● **Task requirements**:
List every line in this data where the string "Engineering" occurs.

━━━━━ Data supplied

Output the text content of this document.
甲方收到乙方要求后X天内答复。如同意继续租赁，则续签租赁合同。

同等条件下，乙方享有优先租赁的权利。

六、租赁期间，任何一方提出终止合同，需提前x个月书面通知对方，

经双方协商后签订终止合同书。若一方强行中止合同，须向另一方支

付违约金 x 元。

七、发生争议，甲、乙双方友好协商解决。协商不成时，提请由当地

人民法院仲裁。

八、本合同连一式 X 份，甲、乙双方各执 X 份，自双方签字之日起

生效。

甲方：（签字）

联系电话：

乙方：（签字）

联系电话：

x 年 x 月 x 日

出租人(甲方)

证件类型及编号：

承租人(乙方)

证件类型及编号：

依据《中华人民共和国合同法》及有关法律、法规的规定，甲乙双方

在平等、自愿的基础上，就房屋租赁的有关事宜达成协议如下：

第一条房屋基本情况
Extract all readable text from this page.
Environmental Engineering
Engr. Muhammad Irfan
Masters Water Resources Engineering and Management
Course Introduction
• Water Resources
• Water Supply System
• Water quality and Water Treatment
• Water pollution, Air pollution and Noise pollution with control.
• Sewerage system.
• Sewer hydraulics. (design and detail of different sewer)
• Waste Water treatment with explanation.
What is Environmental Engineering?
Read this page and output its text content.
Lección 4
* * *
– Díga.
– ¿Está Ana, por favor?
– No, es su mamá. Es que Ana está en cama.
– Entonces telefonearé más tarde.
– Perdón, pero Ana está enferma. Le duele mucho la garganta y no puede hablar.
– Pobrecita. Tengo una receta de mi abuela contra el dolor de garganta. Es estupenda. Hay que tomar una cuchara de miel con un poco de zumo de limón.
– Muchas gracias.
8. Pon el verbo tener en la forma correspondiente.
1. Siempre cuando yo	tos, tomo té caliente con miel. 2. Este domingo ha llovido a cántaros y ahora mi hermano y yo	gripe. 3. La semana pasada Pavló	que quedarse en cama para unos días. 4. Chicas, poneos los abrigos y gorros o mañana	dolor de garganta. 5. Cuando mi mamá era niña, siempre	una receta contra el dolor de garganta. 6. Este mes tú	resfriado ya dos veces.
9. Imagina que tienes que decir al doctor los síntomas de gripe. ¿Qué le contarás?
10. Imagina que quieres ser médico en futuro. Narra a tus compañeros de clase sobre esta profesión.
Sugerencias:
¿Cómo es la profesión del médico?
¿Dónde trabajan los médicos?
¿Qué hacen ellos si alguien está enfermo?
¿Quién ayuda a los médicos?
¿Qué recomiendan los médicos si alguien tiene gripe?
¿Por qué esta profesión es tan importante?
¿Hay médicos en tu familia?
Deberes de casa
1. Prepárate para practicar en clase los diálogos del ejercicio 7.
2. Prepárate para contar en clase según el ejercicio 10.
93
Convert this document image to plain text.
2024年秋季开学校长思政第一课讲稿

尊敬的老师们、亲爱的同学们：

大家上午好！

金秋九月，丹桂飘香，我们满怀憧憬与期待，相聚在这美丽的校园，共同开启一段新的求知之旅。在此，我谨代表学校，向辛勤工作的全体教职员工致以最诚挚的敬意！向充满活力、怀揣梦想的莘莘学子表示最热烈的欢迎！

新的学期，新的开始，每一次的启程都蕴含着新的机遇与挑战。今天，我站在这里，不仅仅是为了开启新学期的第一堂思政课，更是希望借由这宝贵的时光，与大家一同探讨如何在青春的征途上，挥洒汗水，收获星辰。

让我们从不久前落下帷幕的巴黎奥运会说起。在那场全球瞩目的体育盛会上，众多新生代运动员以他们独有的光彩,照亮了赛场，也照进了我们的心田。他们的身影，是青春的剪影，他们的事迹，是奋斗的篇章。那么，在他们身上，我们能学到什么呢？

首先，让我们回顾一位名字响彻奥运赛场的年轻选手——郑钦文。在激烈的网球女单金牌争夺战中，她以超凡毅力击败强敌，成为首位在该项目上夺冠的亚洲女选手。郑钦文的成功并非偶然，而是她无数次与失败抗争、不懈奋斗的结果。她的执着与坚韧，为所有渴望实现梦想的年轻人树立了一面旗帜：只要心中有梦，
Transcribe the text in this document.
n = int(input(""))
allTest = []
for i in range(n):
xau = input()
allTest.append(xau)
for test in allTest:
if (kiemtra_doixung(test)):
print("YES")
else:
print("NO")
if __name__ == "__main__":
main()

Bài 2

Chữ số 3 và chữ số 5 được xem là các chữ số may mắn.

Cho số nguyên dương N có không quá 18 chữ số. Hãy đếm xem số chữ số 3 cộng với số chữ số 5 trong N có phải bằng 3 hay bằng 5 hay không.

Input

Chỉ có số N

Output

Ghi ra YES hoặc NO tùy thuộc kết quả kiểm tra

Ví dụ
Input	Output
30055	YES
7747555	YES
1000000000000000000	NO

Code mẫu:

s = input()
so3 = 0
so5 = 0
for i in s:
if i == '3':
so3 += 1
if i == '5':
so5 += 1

━━━━━━━━━━

● **Solution below**:
Environmental Engineering
Masters Water Resources Engineering and Management
What is Environmental Engineering?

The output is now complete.